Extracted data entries

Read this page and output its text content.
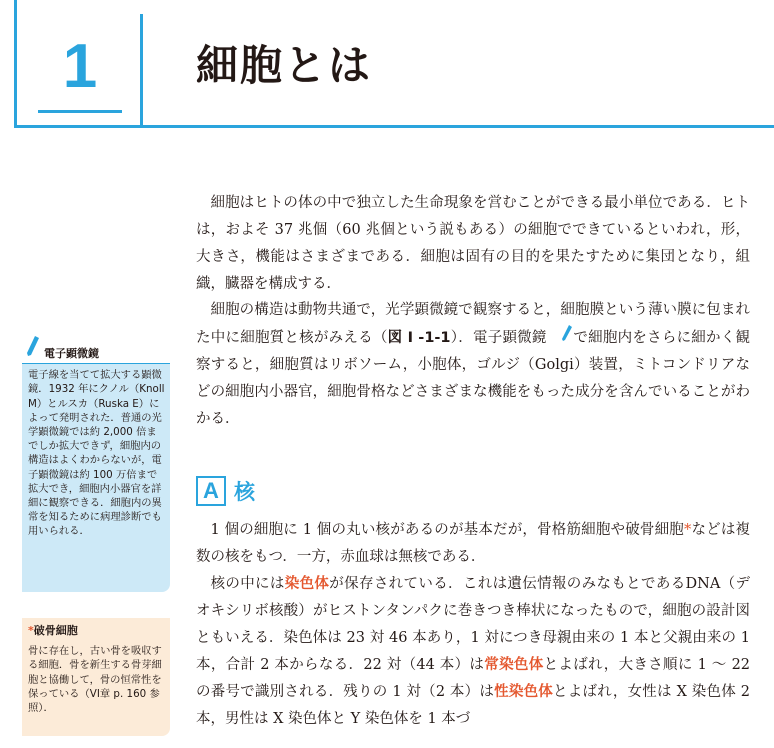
1	細胞とは

細胞はヒトの体の中で独立した生命現象を営むことができる最小単位である．ヒトは，およそ 37 兆個（60 兆個という説もある）の細胞でできているといわれ，形，大きさ，機能はさまざまである．細胞は固有の目的を果たすために集団となり，組織，臓器を構成する．

細胞の構造は動物共通で，光学顕微鏡で観察すると，細胞膜という薄い膜に包まれた中に細胞質と核がみえる（図 I -1-1）．電子顕微鏡 で細胞内をさらに細かく観察すると，細胞質はリボソーム，小胞体，ゴルジ（Golgi）装置，ミトコンドリアなどの細胞内小器官，細胞骨格などさまざまな機能をもった成分を含んでいることがわかる．

A 核

1 個の細胞に 1 個の丸い核があるのが基本だが，骨格筋細胞や破骨細胞*などは複数の核をもつ．一方，赤血球は無核である．

核の中には染色体が保存されている．これは遺伝情報のみなもとであるDNA（デオキシリボ核酸）がヒストンタンパクに巻きつき棒状になったもので，細胞の設計図ともいえる．染色体は 23 対 46 本あり，1 対につき母親由来の 1 本と父親由来の 1 本，合計 2 本からなる．22 対（44 本）は常染色体とよばれ，大きさ順に 1 ～ 22 の番号で識別される．残りの 1 対（2 本）は性染色体とよばれ，女性は X 染色体 2 本，男性は X 染色体と Y 染色体を 1 本づ

電子顕微鏡
電子線を当てて拡大する顕微鏡．1932 年にクノル（Knoll M）とルスカ（Ruska E）によって発明された．普通の光学顕微鏡では約 2,000 倍までしか拡大できず，細胞内の構造はよくわからないが，電子顕微鏡は約 100 万倍まで拡大でき，細胞内小器官を詳細に観察できる．細胞内の異常を知るために病理診断でも用いられる．
*破骨細胞
骨に存在し，古い骨を吸収する細胞．骨を新生する骨芽細胞と協働して，骨の恒常性を保っている（VI章 p. 160 参照）．
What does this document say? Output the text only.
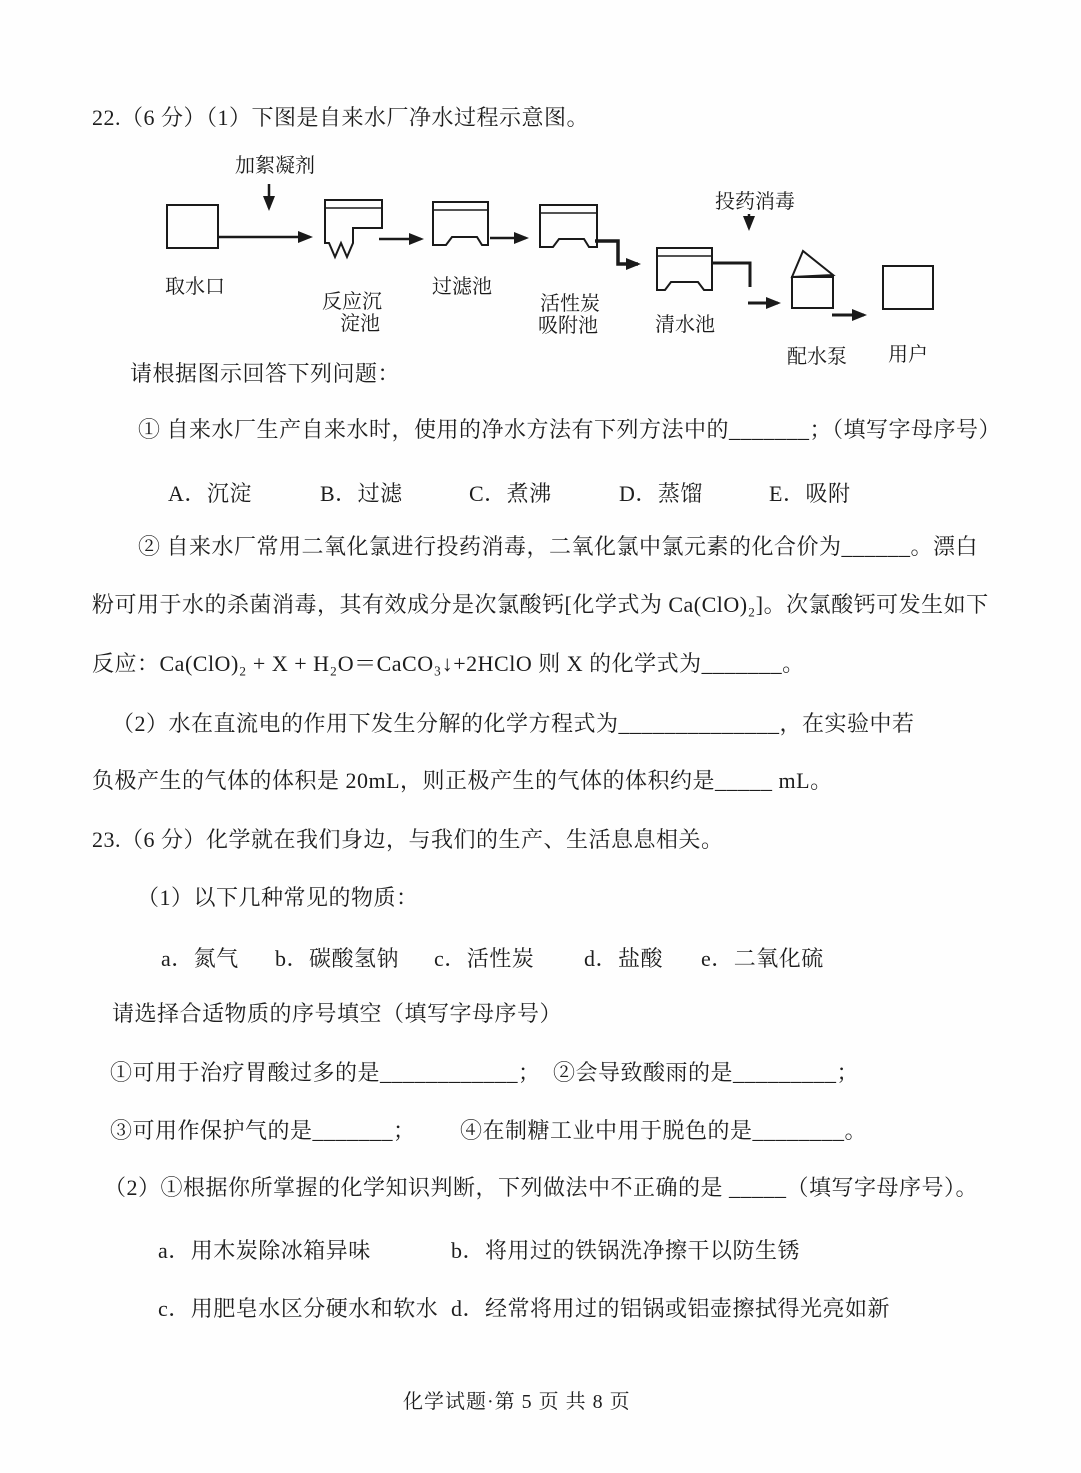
22.（6 分）（1）下图是自来水厂净水过程示意图。
加絮凝剂
取水口
反应沉
淀池
过滤池
活性炭
吸附池	清水池
投药消毒
配水泵 用户
请根据图示回答下列问题：
① 自来水厂生产自来水时，使用的净水方法有下列方法中的_______；（填写字母序号）
A．沉淀	B．过滤	C．煮沸	D．蒸馏	E．吸附
② 自来水厂常用二氧化氯进行投药消毒，二氧化氯中氯元素的化合价为______。漂白
粉可用于水的杀菌消毒，其有效成分是次氯酸钙[化学式为 Ca(ClO)₂]。次氯酸钙可发生如下
反应：Ca(ClO)₂ + X + H₂O＝CaCO₃↓+2HClO 则 X 的化学式为_______。
（2）水在直流电的作用下发生分解的化学方程式为______________，在实验中若
负极产生的气体的体积是 20mL，则正极产生的气体的体积约是_____ mL。
23.（6 分）化学就在我们身边，与我们的生产、生活息息相关。
（1）以下几种常见的物质：
a．氮气 b．碳酸氢钠 c．活性炭 d．盐酸 e．二氧化硫
请选择合适物质的序号填空（填写字母序号）
①可用于治疗胃酸过多的是____________； ②会导致酸雨的是_________；
③可用作保护气的是_______； ④在制糖工业中用于脱色的是________。
（2）①根据你所掌握的化学知识判断，下列做法中不正确的是 _____（填写字母序号）。
a．用木炭除冰箱异味	b．将用过的铁锅洗净擦干以防生锈
c．用肥皂水区分硬水和软水 d．经常将用过的铝锅或铝壶擦拭得光亮如新
化学试题·第 5 页 共 8 页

What to work on -
Write out the entries above word for word. Do not include the pictures.

Answer for this exercise -
Read this page and output its text content.
1	細胞とは

細胞はヒトの体の中で独立した生命現象を営むことができる最小単位である．ヒトは，およそ 37 兆個（60 兆個という説もある）の細胞でできているといわれ，形，大きさ，機能はさまざまである．細胞は固有の目的を果たすために集団となり，組織，臓器を構成する．

細胞の構造は動物共通で，光学顕微鏡で観察すると，細胞膜という薄い膜に包まれた中に細胞質と核がみえる（図 I -1-1）．電子顕微鏡 で細胞内をさらに細かく観察すると，細胞質はリボソーム，小胞体，ゴルジ（Golgi）装置，ミトコンドリアなどの細胞内小器官，細胞骨格などさまざまな機能をもった成分を含んでいることがわかる．

A 核

1 個の細胞に 1 個の丸い核があるのが基本だが，骨格筋細胞や破骨細胞*などは複数の核をもつ．一方，赤血球は無核である．

核の中には染色体が保存されている．これは遺伝情報のみなもとであるDNA（デオキシリボ核酸）がヒストンタンパクに巻きつき棒状になったもので，細胞の設計図ともいえる．染色体は 23 対 46 本あり，1 対につき母親由来の 1 本と父親由来の 1 本，合計 2 本からなる．22 対（44 本）は常染色体とよばれ，大きさ順に 1 ～ 22 の番号で識別される．残りの 1 対（2 本）は性染色体とよばれ，女性は X 染色体 2 本，男性は X 染色体と Y 染色体を 1 本づ

電子顕微鏡
電子線を当てて拡大する顕微鏡．1932 年にクノル（Knoll M）とルスカ（Ruska E）によって発明された．普通の光学顕微鏡では約 2,000 倍までしか拡大できず，細胞内の構造はよくわからないが，電子顕微鏡は約 100 万倍まで拡大でき，細胞内小器官を詳細に観察できる．細胞内の異常を知るために病理診断でも用いられる．
*破骨細胞
骨に存在し，古い骨を吸収する細胞．骨を新生する骨芽細胞と協働して，骨の恒常性を保っている（VI章 p. 160 参照）．
What does this document say? Output the text only.
22.（6 分）（1）下图是自来水厂净水过程示意图。
加絮凝剂
取水口
反应沉
淀池
过滤池
活性炭
吸附池	清水池
投药消毒
配水泵 用户
请根据图示回答下列问题：
① 自来水厂生产自来水时，使用的净水方法有下列方法中的_______；（填写字母序号）
A．沉淀	B．过滤	C．煮沸	D．蒸馏	E．吸附
② 自来水厂常用二氧化氯进行投药消毒，二氧化氯中氯元素的化合价为______。漂白
粉可用于水的杀菌消毒，其有效成分是次氯酸钙[化学式为 Ca(ClO)₂]。次氯酸钙可发生如下
反应：Ca(ClO)₂ + X + H₂O＝CaCO₃↓+2HClO 则 X 的化学式为_______。
（2）水在直流电的作用下发生分解的化学方程式为______________，在实验中若
负极产生的气体的体积是 20mL，则正极产生的气体的体积约是_____ mL。
23.（6 分）化学就在我们身边，与我们的生产、生活息息相关。
（1）以下几种常见的物质：
a．氮气 b．碳酸氢钠 c．活性炭 d．盐酸 e．二氧化硫
请选择合适物质的序号填空（填写字母序号）
①可用于治疗胃酸过多的是____________； ②会导致酸雨的是_________；
③可用作保护气的是_______； ④在制糖工业中用于脱色的是________。
（2）①根据你所掌握的化学知识判断，下列做法中不正确的是 _____（填写字母序号）。
a．用木炭除冰箱异味	b．将用过的铁锅洗净擦干以防生锈
c．用肥皂水区分硬水和软水 d．经常将用过的铝锅或铝壶擦拭得光亮如新
化学试题·第 5 页 共 8 页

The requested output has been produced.